■ **Task to carry out**:
Every record must be repeated exactly; omit any pictures they contain.

■ **Entries**:
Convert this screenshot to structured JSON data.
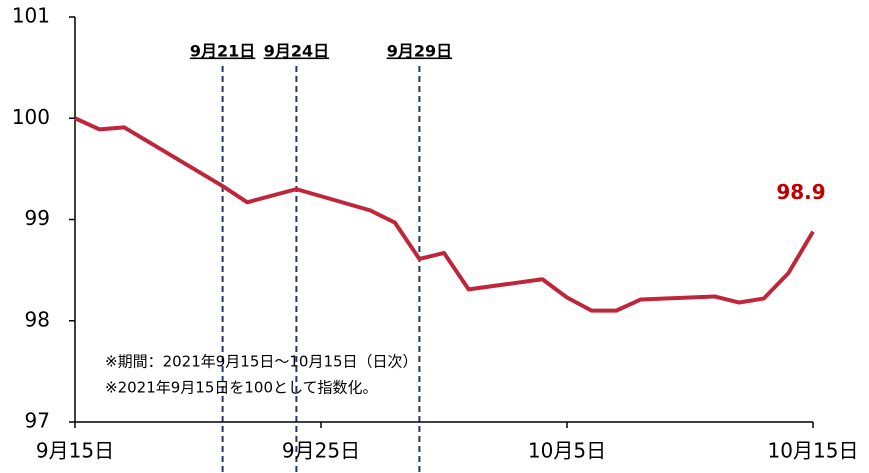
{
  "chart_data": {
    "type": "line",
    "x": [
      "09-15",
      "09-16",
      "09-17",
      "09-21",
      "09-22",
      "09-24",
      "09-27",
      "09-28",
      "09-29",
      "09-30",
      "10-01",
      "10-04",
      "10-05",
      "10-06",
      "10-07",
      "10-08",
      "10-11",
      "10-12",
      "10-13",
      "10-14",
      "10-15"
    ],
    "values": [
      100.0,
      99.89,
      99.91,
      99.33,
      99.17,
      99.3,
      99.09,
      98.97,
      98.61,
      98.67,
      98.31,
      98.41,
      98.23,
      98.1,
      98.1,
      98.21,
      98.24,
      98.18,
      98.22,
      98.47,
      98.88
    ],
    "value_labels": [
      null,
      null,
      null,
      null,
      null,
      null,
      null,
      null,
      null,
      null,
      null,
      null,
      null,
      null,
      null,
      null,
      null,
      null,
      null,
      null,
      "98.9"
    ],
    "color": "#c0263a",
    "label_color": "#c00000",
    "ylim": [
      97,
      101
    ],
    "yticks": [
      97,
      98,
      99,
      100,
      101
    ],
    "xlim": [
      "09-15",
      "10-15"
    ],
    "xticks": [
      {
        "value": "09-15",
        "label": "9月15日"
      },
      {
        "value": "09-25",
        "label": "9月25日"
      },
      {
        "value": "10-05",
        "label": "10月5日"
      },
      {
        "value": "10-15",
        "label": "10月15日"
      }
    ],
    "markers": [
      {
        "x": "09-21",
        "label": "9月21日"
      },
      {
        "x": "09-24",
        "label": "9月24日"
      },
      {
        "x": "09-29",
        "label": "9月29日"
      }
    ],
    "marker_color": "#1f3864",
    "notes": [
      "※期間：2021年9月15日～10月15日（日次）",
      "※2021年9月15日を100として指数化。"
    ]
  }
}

■ **Response for this exercise**:
Convert this screenshot to structured JSON data.
{
  "chart_data": {
    "type": "line",
    "x": [
      "09-15",
      "09-16",
      "09-17",
      "09-21",
      "09-22",
      "09-24",
      "09-27",
      "09-28",
      "09-29",
      "09-30",
      "10-01",
      "10-04",
      "10-05",
      "10-06",
      "10-07",
      "10-08",
      "10-11",
      "10-12",
      "10-13",
      "10-14",
      "10-15"
    ],
    "values": [
      100.0,
      99.89,
      99.91,
      99.33,
      99.17,
      99.3,
      99.09,
      98.97,
      98.61,
      98.67,
      98.31,
      98.41,
      98.23,
      98.1,
      98.1,
      98.21,
      98.24,
      98.18,
      98.22,
      98.47,
      98.88
    ],
    "value_labels": [
      null,
      null,
      null,
      null,
      null,
      null,
      null,
      null,
      null,
      null,
      null,
      null,
      null,
      null,
      null,
      null,
      null,
      null,
      null,
      null,
      "98.9"
    ],
    "color": "#c0263a",
    "label_color": "#c00000",
    "ylim": [
      97,
      101
    ],
    "yticks": [
      97,
      98,
      99,
      100,
      101
    ],
    "xlim": [
      "09-15",
      "10-15"
    ],
    "xticks": [
      {
        "value": "09-15",
        "label": "9月15日"
      },
      {
        "value": "09-25",
        "label": "9月25日"
      },
      {
        "value": "10-05",
        "label": "10月5日"
      },
      {
        "value": "10-15",
        "label": "10月15日"
      }
    ],
    "markers": [
      {
        "x": "09-21",
        "label": "9月21日"
      },
      {
        "x": "09-24",
        "label": "9月24日"
      },
      {
        "x": "09-29",
        "label": "9月29日"
      }
    ],
    "marker_color": "#1f3864",
    "notes": [
      "※期間：2021年9月15日～10月15日（日次）",
      "※2021年9月15日を100として指数化。"
    ]
  }
}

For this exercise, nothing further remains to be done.